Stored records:
○ ○ ○ ○ ○
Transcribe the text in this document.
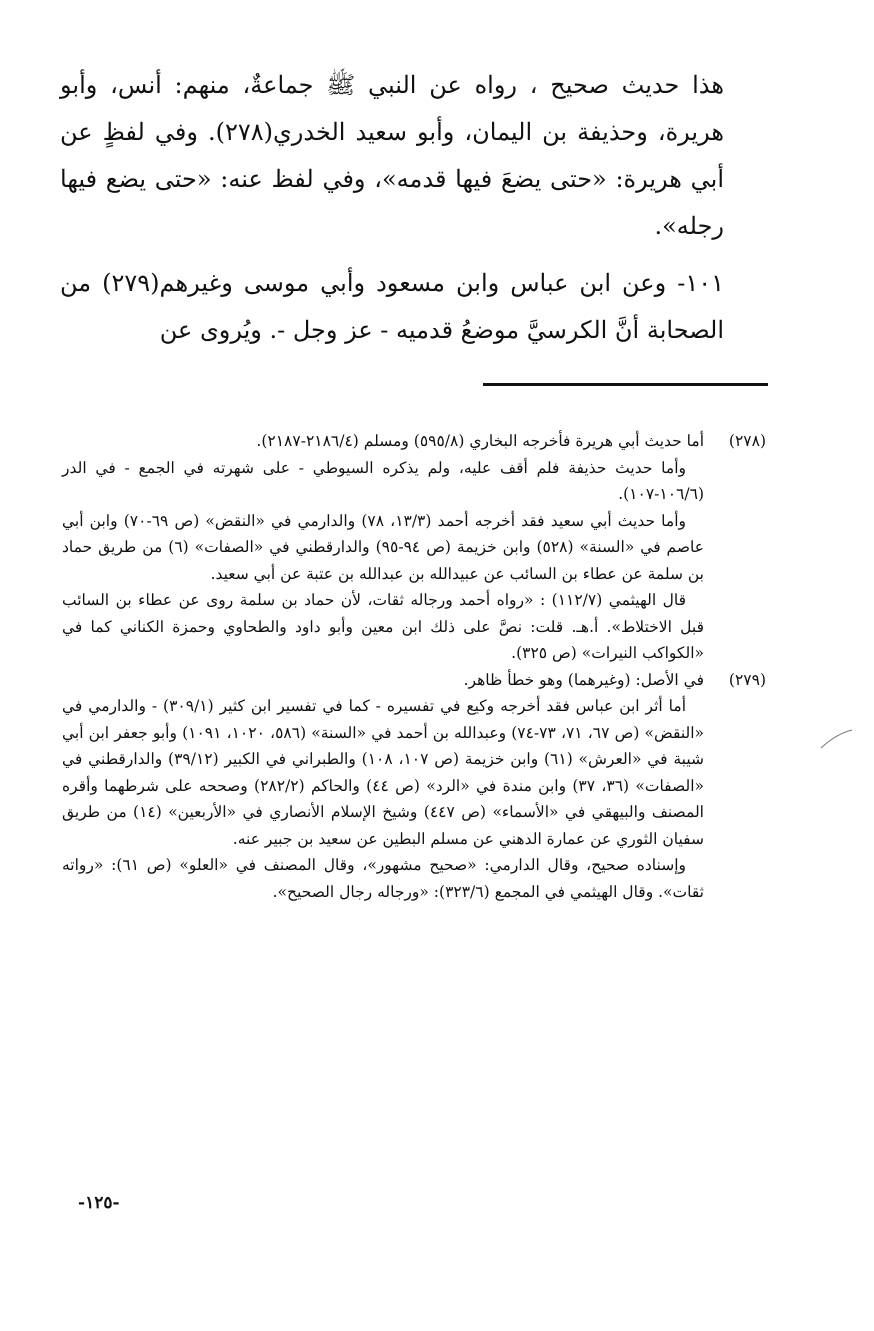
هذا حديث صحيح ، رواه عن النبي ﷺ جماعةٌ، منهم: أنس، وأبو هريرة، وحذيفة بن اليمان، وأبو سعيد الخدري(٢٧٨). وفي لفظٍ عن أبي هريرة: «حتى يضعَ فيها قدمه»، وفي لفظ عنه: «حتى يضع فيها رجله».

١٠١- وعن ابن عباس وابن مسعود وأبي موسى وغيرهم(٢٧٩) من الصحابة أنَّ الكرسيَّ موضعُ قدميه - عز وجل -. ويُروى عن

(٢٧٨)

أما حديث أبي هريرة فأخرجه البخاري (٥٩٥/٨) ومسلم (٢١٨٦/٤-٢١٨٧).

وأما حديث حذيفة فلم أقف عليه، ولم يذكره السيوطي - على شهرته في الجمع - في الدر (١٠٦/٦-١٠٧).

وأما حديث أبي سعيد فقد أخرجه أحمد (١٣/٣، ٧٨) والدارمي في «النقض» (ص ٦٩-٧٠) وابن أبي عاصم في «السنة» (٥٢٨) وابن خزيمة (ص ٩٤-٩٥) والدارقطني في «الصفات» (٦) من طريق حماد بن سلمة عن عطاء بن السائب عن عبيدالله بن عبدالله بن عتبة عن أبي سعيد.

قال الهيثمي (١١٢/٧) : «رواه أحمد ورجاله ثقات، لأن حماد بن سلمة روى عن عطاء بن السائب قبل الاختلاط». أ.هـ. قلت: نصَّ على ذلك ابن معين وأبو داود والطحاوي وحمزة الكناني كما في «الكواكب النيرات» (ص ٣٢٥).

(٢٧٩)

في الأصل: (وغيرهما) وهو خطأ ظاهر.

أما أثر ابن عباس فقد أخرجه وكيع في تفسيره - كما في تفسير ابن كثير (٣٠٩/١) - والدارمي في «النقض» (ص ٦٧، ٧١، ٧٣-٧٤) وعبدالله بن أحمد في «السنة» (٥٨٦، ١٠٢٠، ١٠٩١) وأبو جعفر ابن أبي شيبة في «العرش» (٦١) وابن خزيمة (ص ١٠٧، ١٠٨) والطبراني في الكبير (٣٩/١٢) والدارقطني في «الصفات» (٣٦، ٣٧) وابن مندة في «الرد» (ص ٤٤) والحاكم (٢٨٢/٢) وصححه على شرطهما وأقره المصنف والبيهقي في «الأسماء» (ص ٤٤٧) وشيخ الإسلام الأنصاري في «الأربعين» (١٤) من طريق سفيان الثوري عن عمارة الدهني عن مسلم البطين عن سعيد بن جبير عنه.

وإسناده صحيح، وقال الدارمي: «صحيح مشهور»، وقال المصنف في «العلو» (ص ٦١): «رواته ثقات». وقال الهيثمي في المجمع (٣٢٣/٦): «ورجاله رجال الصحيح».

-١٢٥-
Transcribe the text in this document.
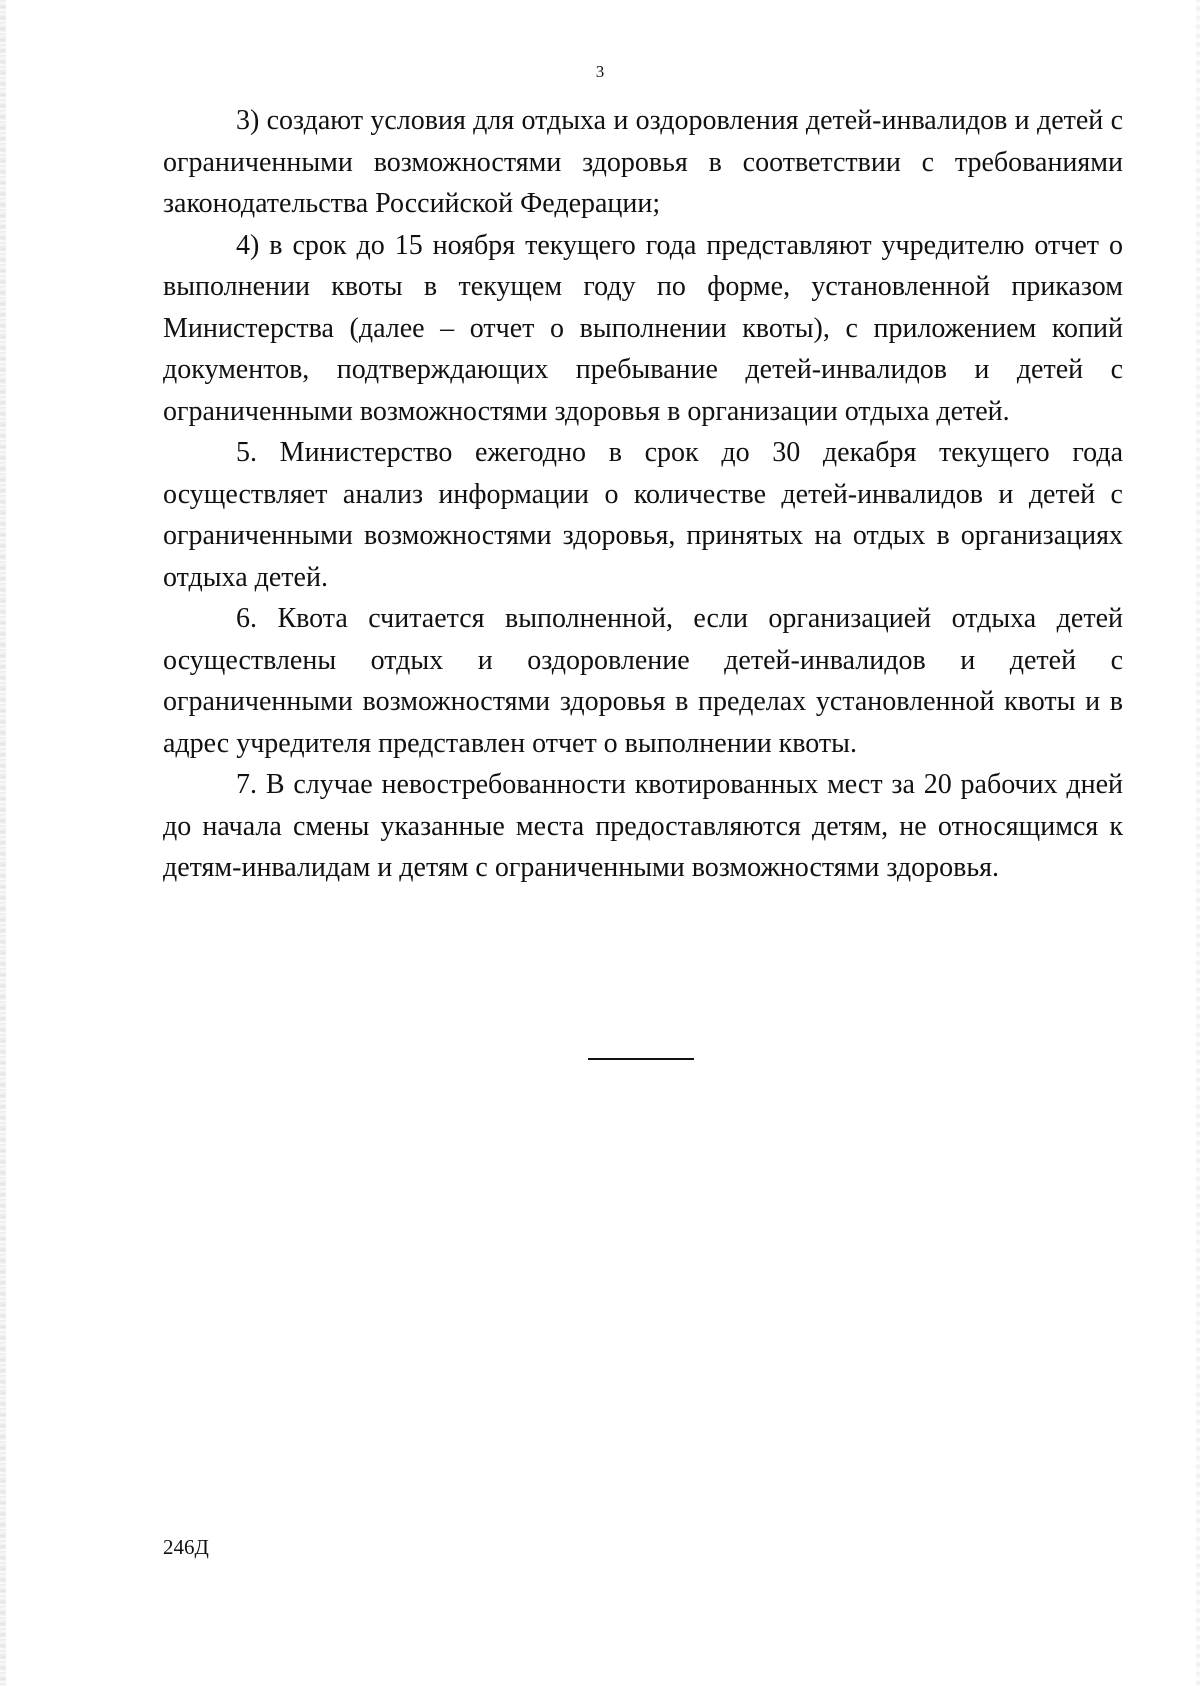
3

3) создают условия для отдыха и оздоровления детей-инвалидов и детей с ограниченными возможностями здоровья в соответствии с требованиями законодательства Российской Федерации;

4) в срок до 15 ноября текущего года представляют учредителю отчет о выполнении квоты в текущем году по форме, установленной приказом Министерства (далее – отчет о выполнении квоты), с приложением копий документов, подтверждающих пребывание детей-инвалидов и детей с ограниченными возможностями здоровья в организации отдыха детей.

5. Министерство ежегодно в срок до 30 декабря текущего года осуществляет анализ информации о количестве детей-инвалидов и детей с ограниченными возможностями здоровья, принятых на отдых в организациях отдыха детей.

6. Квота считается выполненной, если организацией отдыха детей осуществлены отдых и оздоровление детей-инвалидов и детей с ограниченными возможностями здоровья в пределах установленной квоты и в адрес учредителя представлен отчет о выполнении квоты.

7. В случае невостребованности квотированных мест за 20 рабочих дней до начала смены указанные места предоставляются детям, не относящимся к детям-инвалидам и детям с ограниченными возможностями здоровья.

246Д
○ ○ ○ ○ ○
Work to be completed -> Within the listing above, find every line containing the string "السنة" and return it.

Solution to this problem ->
وأما حديث أبي سعيد فقد أخرجه أحمد (١٣/٣، ٧٨) والدارمي في «النقض» (ص ٦٩-٧٠) وابن أبي عاصم في «السنة» (٥٢٨) وابن خزيمة (ص ٩٤-٩٥) والدارقطني في «الصفات» (٦) من طريق حماد بن سلمة عن عطاء بن السائب عن عبيدالله بن عبدالله بن عتبة عن أبي سعيد.
أما أثر ابن عباس فقد أخرجه وكيع في تفسيره - كما في تفسير ابن كثير (٣٠٩/١) - والدارمي في «النقض» (ص ٦٧، ٧١، ٧٣-٧٤) وعبدالله بن أحمد في «السنة» (٥٨٦، ١٠٢٠، ١٠٩١) وأبو جعفر ابن أبي شيبة في «العرش» (٦١) وابن خزيمة (ص ١٠٧، ١٠٨) والطبراني في الكبير (٣٩/١٢) والدارقطني في «الصفات» (٣٦، ٣٧) وابن مندة في «الرد» (ص ٤٤) والحاكم (٢٨٢/٢) وصححه على شرطهما وأقره المصنف والبيهقي في «الأسماء» (ص ٤٤٧) وشيخ الإسلام الأنصاري في «الأربعين» (١٤) من طريق سفيان الثوري عن عمارة الدهني عن مسلم البطين عن سعيد بن جبير عنه.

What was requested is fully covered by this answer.